Quote every line below exactly and skip any picture.

── Working data

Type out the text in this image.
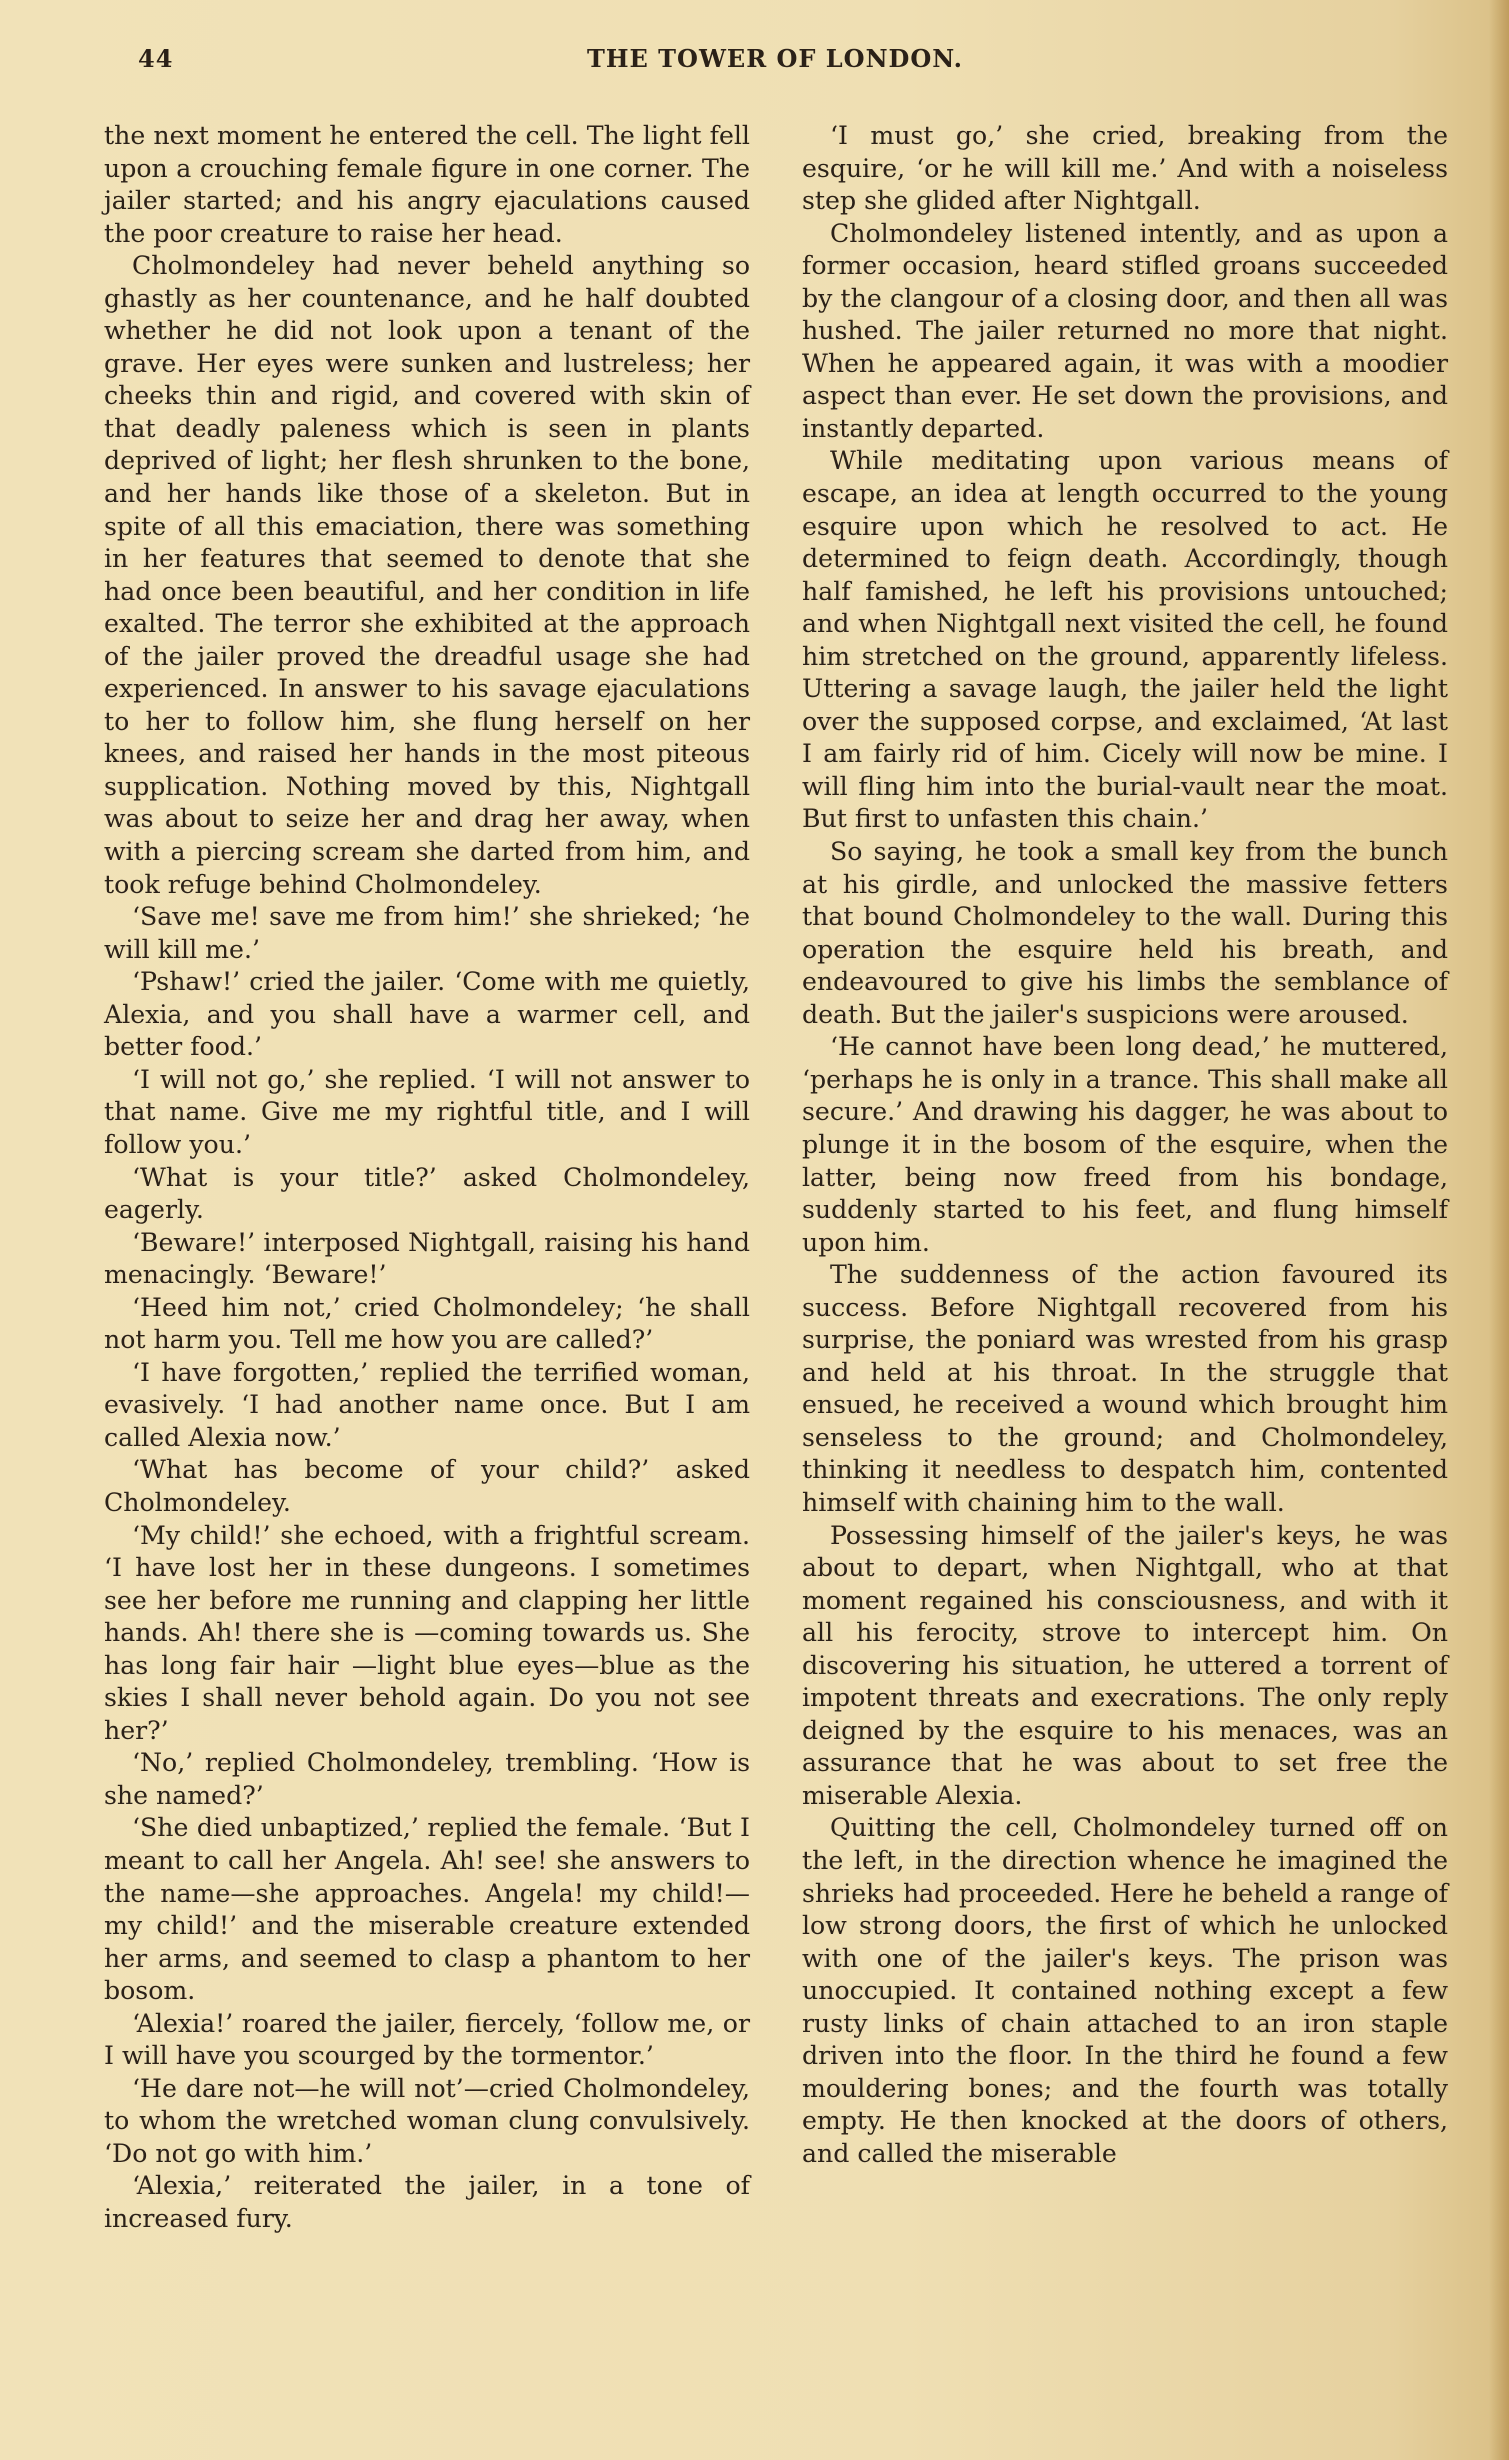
44	THE TOWER OF LONDON.

the next moment he entered the cell. The light fell upon a crouching female figure in one corner. The jailer started; and his angry ejaculations caused the poor creature to raise her head.

Cholmondeley had never beheld anything so ghastly as her countenance, and he half doubted whether he did not look upon a tenant of the grave. Her eyes were sunken and lustreless; her cheeks thin and rigid, and covered with skin of that deadly paleness which is seen in plants deprived of light; her flesh shrunken to the bone, and her hands like those of a skeleton. But in spite of all this emaciation, there was something in her features that seemed to denote that she had once been beautiful, and her condition in life exalted. The terror she exhibited at the approach of the jailer proved the dreadful usage she had experienced. In answer to his savage ejaculations to her to follow him, she flung herself on her knees, and raised her hands in the most piteous supplication. Nothing moved by this, Nightgall was about to seize her and drag her away, when with a piercing scream she darted from him, and took refuge behind Cholmondeley.

‘Save me! save me from him!’ she shrieked; ‘he will kill me.’

‘Pshaw!’ cried the jailer. ‘Come with me quietly, Alexia, and you shall have a warmer cell, and better food.’

‘I will not go,’ she replied. ‘I will not answer to that name. Give me my rightful title, and I will follow you.’

‘What is your title?’ asked Cholmondeley, eagerly.

‘Beware!’ interposed Nightgall, raising his hand menacingly. ‘Beware!’

‘Heed him not,’ cried Cholmondeley; ‘he shall not harm you. Tell me how you are called?’

‘I have forgotten,’ replied the terrified woman, evasively. ‘I had another name once. But I am called Alexia now.’

‘What has become of your child?’ asked Cholmondeley.

‘My child!’ she echoed, with a frightful scream. ‘I have lost her in these dungeons. I sometimes see her before me running and clapping her little hands. Ah! there she is —coming towards us. She has long fair hair —light blue eyes—blue as the skies I shall never behold again. Do you not see her?’

‘No,’ replied Cholmondeley, trembling. ‘How is she named?’

‘She died unbaptized,’ replied the female. ‘But I meant to call her Angela. Ah! see! she answers to the name—she approaches. Angela! my child!—my child!’ and the miserable creature extended her arms, and seemed to clasp a phantom to her bosom.

‘Alexia!’ roared the jailer, fiercely, ‘follow me, or I will have you scourged by the tormentor.’

‘He dare not—he will not’—cried Cholmondeley, to whom the wretched woman clung convulsively. ‘Do not go with him.’

‘Alexia,’ reiterated the jailer, in a tone of increased fury.

‘I must go,’ she cried, breaking from the esquire, ‘or he will kill me.’ And with a noiseless step she glided after Nightgall.

Cholmondeley listened intently, and as upon a former occasion, heard stifled groans succeeded by the clangour of a closing door, and then all was hushed. The jailer returned no more that night. When he appeared again, it was with a moodier aspect than ever. He set down the provisions, and instantly departed.

While meditating upon various means of escape, an idea at length occurred to the young esquire upon which he resolved to act. He determined to feign death. Accordingly, though half famished, he left his provisions untouched; and when Nightgall next visited the cell, he found him stretched on the ground, apparently lifeless. Uttering a savage laugh, the jailer held the light over the supposed corpse, and exclaimed, ‘At last I am fairly rid of him. Cicely will now be mine. I will fling him into the burial-vault near the moat. But first to unfasten this chain.’

So saying, he took a small key from the bunch at his girdle, and unlocked the massive fetters that bound Cholmondeley to the wall. During this operation the esquire held his breath, and endeavoured to give his limbs the semblance of death. But the jailer's suspicions were aroused.

‘He cannot have been long dead,’ he muttered, ‘perhaps he is only in a trance. This shall make all secure.’ And drawing his dagger, he was about to plunge it in the bosom of the esquire, when the latter, being now freed from his bondage, suddenly started to his feet, and flung himself upon him.

The suddenness of the action favoured its success. Before Nightgall recovered from his surprise, the poniard was wrested from his grasp and held at his throat. In the struggle that ensued, he received a wound which brought him senseless to the ground; and Cholmondeley, thinking it needless to despatch him, contented himself with chaining him to the wall.

Possessing himself of the jailer's keys, he was about to depart, when Nightgall, who at that moment regained his consciousness, and with it all his ferocity, strove to intercept him. On discovering his situation, he uttered a torrent of impotent threats and execrations. The only reply deigned by the esquire to his menaces, was an assurance that he was about to set free the miserable Alexia.

Quitting the cell, Cholmondeley turned off on the left, in the direction whence he imagined the shrieks had proceeded. Here he beheld a range of low strong doors, the first of which he unlocked with one of the jailer's keys. The prison was unoccupied. It contained nothing except a few rusty links of chain attached to an iron staple driven into the floor. In the third he found a few mouldering bones; and the fourth was totally empty. He then knocked at the doors of others, and called the miserable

────

Result of this task:
Type out the text in this image.
44	THE TOWER OF LONDON.

the next moment he entered the cell. The light fell upon a crouching female figure in one corner. The jailer started; and his angry ejaculations caused the poor creature to raise her head.

Cholmondeley had never beheld anything so ghastly as her countenance, and he half doubted whether he did not look upon a tenant of the grave. Her eyes were sunken and lustreless; her cheeks thin and rigid, and covered with skin of that deadly paleness which is seen in plants deprived of light; her flesh shrunken to the bone, and her hands like those of a skeleton. But in spite of all this emaciation, there was something in her features that seemed to denote that she had once been beautiful, and her condition in life exalted. The terror she exhibited at the approach of the jailer proved the dreadful usage she had experienced. In answer to his savage ejaculations to her to follow him, she flung herself on her knees, and raised her hands in the most piteous supplication. Nothing moved by this, Nightgall was about to seize her and drag her away, when with a piercing scream she darted from him, and took refuge behind Cholmondeley.

‘Save me! save me from him!’ she shrieked; ‘he will kill me.’

‘Pshaw!’ cried the jailer. ‘Come with me quietly, Alexia, and you shall have a warmer cell, and better food.’

‘I will not go,’ she replied. ‘I will not answer to that name. Give me my rightful title, and I will follow you.’

‘What is your title?’ asked Cholmondeley, eagerly.

‘Beware!’ interposed Nightgall, raising his hand menacingly. ‘Beware!’

‘Heed him not,’ cried Cholmondeley; ‘he shall not harm you. Tell me how you are called?’

‘I have forgotten,’ replied the terrified woman, evasively. ‘I had another name once. But I am called Alexia now.’

‘What has become of your child?’ asked Cholmondeley.

‘My child!’ she echoed, with a frightful scream. ‘I have lost her in these dungeons. I sometimes see her before me running and clapping her little hands. Ah! there she is —coming towards us. She has long fair hair —light blue eyes—blue as the skies I shall never behold again. Do you not see her?’

‘No,’ replied Cholmondeley, trembling. ‘How is she named?’

‘She died unbaptized,’ replied the female. ‘But I meant to call her Angela. Ah! see! she answers to the name—she approaches. Angela! my child!—my child!’ and the miserable creature extended her arms, and seemed to clasp a phantom to her bosom.

‘Alexia!’ roared the jailer, fiercely, ‘follow me, or I will have you scourged by the tormentor.’

‘He dare not—he will not’—cried Cholmondeley, to whom the wretched woman clung convulsively. ‘Do not go with him.’

‘Alexia,’ reiterated the jailer, in a tone of increased fury.

‘I must go,’ she cried, breaking from the esquire, ‘or he will kill me.’ And with a noiseless step she glided after Nightgall.

Cholmondeley listened intently, and as upon a former occasion, heard stifled groans succeeded by the clangour of a closing door, and then all was hushed. The jailer returned no more that night. When he appeared again, it was with a moodier aspect than ever. He set down the provisions, and instantly departed.

While meditating upon various means of escape, an idea at length occurred to the young esquire upon which he resolved to act. He determined to feign death. Accordingly, though half famished, he left his provisions untouched; and when Nightgall next visited the cell, he found him stretched on the ground, apparently lifeless. Uttering a savage laugh, the jailer held the light over the supposed corpse, and exclaimed, ‘At last I am fairly rid of him. Cicely will now be mine. I will fling him into the burial-vault near the moat. But first to unfasten this chain.’

So saying, he took a small key from the bunch at his girdle, and unlocked the massive fetters that bound Cholmondeley to the wall. During this operation the esquire held his breath, and endeavoured to give his limbs the semblance of death. But the jailer's suspicions were aroused.

‘He cannot have been long dead,’ he muttered, ‘perhaps he is only in a trance. This shall make all secure.’ And drawing his dagger, he was about to plunge it in the bosom of the esquire, when the latter, being now freed from his bondage, suddenly started to his feet, and flung himself upon him.

The suddenness of the action favoured its success. Before Nightgall recovered from his surprise, the poniard was wrested from his grasp and held at his throat. In the struggle that ensued, he received a wound which brought him senseless to the ground; and Cholmondeley, thinking it needless to despatch him, contented himself with chaining him to the wall.

Possessing himself of the jailer's keys, he was about to depart, when Nightgall, who at that moment regained his consciousness, and with it all his ferocity, strove to intercept him. On discovering his situation, he uttered a torrent of impotent threats and execrations. The only reply deigned by the esquire to his menaces, was an assurance that he was about to set free the miserable Alexia.

Quitting the cell, Cholmondeley turned off on the left, in the direction whence he imagined the shrieks had proceeded. Here he beheld a range of low strong doors, the first of which he unlocked with one of the jailer's keys. The prison was unoccupied. It contained nothing except a few rusty links of chain attached to an iron staple driven into the floor. In the third he found a few mouldering bones; and the fourth was totally empty. He then knocked at the doors of others, and called the miserable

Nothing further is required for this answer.